On sait que Lénine employait ce terme de gauchisme pour discréditer ses rivaux allemands et hollandais. Plus tard, en France, dans la bouche de l’ancien maire de Vannes, Raymond Marcellin[3], il viendra à désigner les divers groupes d’extrême gauche, trotskystes et maoïstes, qui tous se réclamaient de Lénine.

A la même époque, Richard Gombin[4] analysait le gauchisme comme un retour à Marx, (alors que l’extrême gauche institutionnelle peut se définir comme la persistance d’un bolchevisme fantasmé). Et Emmanuel Todd n’est pas éloigné de ce gauchisme-là quand il déclare[5] :

« L’analyse historique que j’utilise et développe traite l’idéologie et l’économie comme des superstructures ».

Il va même jusqu’à asséner que « les économistes passent leur temps à faire ce qu’on interdisait de faire à l’école : additionner des choux et des carottes, ils appellent ça ‘produit intérieur brut’. »

 

L’urss passe l’arme à gauche et la droite décomplexée passerait bien toute la gauche par les armes

La première prophétie d’Emmanuel Todd s’est « réalisée » une dizaine d’années plus tard : courses aux armements, petits soucis en Pologne et enlisement en Afganistan pendant les années quatre-vingt ; Perestroïka et Glasnost à partir de 1985 ; chute du mur de Berlin en 1989 et dislocation de l’Union en 1991.

▸ **DOCUMENTS FOURNIS**:

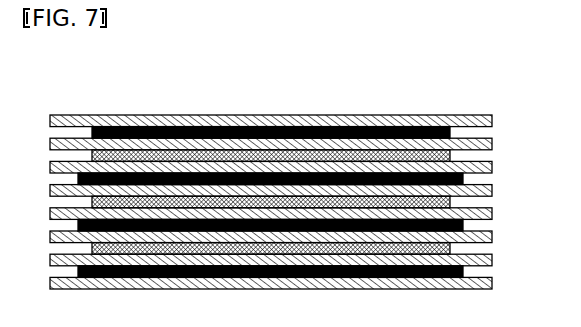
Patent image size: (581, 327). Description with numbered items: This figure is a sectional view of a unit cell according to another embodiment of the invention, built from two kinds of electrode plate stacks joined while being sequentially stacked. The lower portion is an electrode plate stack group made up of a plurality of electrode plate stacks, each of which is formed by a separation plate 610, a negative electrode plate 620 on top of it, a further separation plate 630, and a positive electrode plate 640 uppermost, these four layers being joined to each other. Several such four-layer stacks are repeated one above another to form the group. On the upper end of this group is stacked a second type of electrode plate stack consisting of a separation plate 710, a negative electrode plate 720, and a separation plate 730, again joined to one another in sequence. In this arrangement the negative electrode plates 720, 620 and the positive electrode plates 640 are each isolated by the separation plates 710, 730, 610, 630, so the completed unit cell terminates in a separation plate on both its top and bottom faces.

The separation plate 710 is at (494, 119).
The negative electrode plate 720 is at (455, 132).
The separation plate 730 is at (455, 155).
The positive electrode plate 640 is at (452, 248).
The separation plate 630 is at (494, 259).
The negative electrode plate 620 is at (465, 271).
The separation plate 610 is at (494, 287).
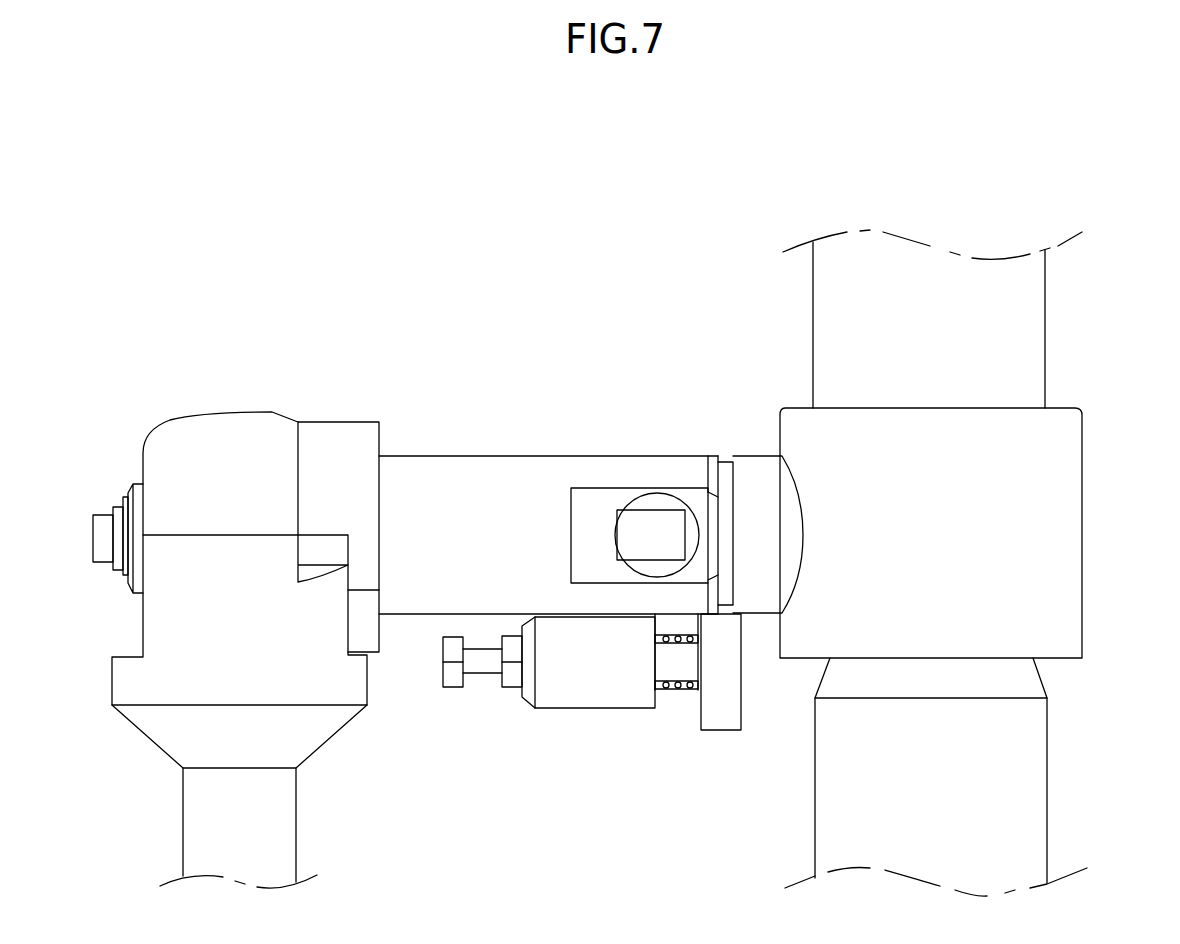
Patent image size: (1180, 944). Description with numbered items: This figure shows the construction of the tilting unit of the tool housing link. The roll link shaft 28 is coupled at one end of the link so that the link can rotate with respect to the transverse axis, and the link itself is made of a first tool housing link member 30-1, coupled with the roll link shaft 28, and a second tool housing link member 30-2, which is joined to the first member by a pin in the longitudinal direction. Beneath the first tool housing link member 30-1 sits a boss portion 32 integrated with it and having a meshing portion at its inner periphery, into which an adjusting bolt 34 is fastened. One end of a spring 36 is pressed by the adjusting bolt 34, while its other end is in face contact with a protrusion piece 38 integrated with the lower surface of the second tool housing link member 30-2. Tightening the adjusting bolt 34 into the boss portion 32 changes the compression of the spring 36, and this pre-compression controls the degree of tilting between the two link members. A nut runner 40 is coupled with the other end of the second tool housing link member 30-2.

The roll link shaft 28 is at (205, 840).
The first tool housing link member 30-1 is at (454, 475).
The second tool housing link member 30-2 is at (753, 475).
The boss portion 32 is at (597, 697).
The adjusting bolt 34 is at (453, 678).
The spring 36 is at (683, 690).
The protrusion piece 38 is at (727, 725).
The nut runner 40 is at (1013, 795).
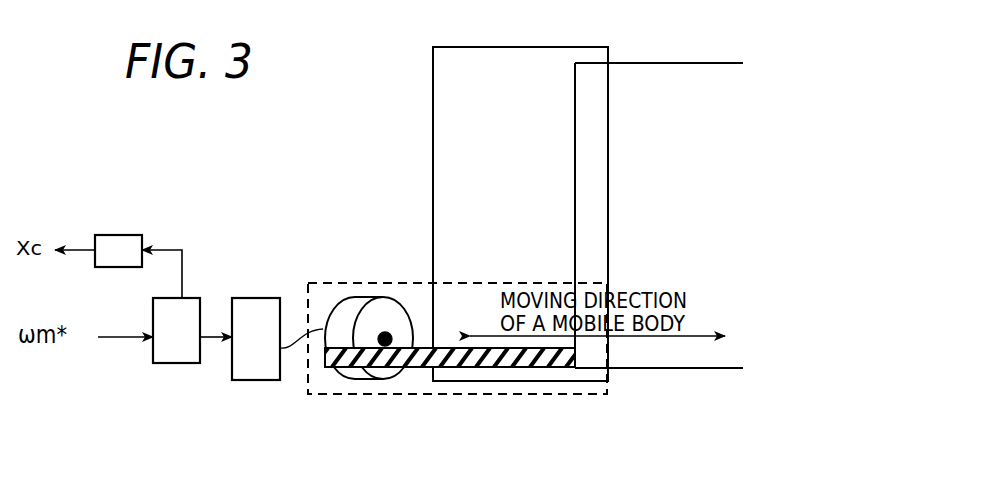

▸ **CONSIGNES**:
1 – D'après le texte à lire, qui employait le terme de gauchisme pour discréditer ses rivaux allemands et hollandais ?
2 – Traduisez en anglais cette phrase du texte à lire : « Il va même jusqu’à asséner que “les économistes passent leur temps à faire ce qu’on interdisait de faire à l’école : additionner des choux et des carottes, ils appellent ça ‘produit intérieur brut’.” »

▸ **RÉPONSES**:
1 – Lénine.

2 – He even goes so far as to assert that "economists spend their time doing what we were forbidden to do at school: adding cabbages and carrots; they call it 'gross domestic product.'"